Task directions: Work through the data line by line, gathering every line that has the word "color".
________________
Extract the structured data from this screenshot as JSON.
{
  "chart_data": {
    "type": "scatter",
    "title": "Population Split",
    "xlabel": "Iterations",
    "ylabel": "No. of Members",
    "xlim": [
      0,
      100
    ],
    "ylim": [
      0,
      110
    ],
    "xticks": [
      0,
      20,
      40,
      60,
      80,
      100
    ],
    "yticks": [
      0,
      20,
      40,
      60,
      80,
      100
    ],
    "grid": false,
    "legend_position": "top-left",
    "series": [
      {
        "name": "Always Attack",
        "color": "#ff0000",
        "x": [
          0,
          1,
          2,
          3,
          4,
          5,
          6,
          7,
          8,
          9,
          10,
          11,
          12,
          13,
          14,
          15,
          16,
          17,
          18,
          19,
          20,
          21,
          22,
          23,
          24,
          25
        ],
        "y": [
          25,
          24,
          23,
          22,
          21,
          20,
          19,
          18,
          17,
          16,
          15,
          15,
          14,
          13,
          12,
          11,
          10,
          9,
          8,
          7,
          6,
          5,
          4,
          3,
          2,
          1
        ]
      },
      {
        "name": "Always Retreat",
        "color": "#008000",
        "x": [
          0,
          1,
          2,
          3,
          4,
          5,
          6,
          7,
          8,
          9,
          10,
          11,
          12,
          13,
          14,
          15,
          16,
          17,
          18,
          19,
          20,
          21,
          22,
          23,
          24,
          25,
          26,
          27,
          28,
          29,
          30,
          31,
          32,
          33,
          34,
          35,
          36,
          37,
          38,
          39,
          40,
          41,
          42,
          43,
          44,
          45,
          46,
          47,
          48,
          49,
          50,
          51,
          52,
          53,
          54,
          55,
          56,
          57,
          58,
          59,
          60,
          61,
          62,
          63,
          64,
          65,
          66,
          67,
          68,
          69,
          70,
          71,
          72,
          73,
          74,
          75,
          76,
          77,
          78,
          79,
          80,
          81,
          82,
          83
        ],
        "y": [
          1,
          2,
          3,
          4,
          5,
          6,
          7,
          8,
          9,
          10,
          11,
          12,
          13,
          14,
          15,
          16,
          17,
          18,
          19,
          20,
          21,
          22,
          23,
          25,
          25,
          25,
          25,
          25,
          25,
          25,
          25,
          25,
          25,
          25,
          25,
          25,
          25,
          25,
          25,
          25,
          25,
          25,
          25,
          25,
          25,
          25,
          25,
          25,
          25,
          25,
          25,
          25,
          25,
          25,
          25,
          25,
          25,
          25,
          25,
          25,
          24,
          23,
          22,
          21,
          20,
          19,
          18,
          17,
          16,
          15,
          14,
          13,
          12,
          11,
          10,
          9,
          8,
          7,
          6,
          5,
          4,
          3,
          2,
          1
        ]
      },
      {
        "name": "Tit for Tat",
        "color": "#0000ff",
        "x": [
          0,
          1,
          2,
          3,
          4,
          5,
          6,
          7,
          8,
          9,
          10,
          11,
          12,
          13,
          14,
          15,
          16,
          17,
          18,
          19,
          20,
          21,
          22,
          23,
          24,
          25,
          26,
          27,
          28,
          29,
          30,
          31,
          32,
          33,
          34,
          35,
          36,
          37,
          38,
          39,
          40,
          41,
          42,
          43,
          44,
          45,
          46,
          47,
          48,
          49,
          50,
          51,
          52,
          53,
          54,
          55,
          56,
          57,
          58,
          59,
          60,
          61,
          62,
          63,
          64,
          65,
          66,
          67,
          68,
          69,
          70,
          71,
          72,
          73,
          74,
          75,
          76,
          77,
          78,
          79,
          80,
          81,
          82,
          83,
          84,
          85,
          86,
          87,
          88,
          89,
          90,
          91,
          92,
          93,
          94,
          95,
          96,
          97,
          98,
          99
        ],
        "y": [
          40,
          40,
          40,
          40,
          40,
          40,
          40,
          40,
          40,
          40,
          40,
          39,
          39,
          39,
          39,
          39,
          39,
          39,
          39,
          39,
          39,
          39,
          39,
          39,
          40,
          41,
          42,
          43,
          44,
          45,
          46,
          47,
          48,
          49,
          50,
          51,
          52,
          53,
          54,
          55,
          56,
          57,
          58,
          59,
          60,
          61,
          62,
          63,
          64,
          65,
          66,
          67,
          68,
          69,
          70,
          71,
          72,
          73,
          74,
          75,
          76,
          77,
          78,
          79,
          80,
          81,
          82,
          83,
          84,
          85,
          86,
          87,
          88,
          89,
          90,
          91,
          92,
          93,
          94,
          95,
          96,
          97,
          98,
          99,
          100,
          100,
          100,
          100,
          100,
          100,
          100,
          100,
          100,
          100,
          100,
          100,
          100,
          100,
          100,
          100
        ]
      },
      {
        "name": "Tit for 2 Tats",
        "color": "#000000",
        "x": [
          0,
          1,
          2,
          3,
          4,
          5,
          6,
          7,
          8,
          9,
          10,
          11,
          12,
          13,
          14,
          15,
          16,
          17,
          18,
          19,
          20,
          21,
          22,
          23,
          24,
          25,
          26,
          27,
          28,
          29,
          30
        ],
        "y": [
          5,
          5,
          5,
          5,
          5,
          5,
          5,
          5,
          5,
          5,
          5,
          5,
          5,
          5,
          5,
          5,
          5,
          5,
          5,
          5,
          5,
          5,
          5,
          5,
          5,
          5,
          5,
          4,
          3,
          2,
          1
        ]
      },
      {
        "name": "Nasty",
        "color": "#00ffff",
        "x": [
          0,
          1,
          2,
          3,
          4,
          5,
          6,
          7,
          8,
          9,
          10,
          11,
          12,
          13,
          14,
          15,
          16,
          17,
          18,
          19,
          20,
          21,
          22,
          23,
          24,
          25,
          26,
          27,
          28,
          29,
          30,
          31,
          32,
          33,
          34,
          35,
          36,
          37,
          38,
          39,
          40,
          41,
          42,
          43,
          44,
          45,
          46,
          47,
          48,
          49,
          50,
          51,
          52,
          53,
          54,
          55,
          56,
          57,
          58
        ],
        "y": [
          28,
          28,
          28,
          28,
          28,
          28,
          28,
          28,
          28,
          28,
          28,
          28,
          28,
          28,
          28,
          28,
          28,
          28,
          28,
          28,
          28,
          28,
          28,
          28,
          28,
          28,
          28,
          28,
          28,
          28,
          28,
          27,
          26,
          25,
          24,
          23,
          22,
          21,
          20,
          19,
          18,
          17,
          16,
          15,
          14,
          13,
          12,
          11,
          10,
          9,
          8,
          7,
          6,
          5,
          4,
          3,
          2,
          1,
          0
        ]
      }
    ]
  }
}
________________
Full solution:
        "color": "#ff0000",
        "color": "#008000",
        "color": "#0000ff",
        "color": "#000000",
        "color": "#00ffff",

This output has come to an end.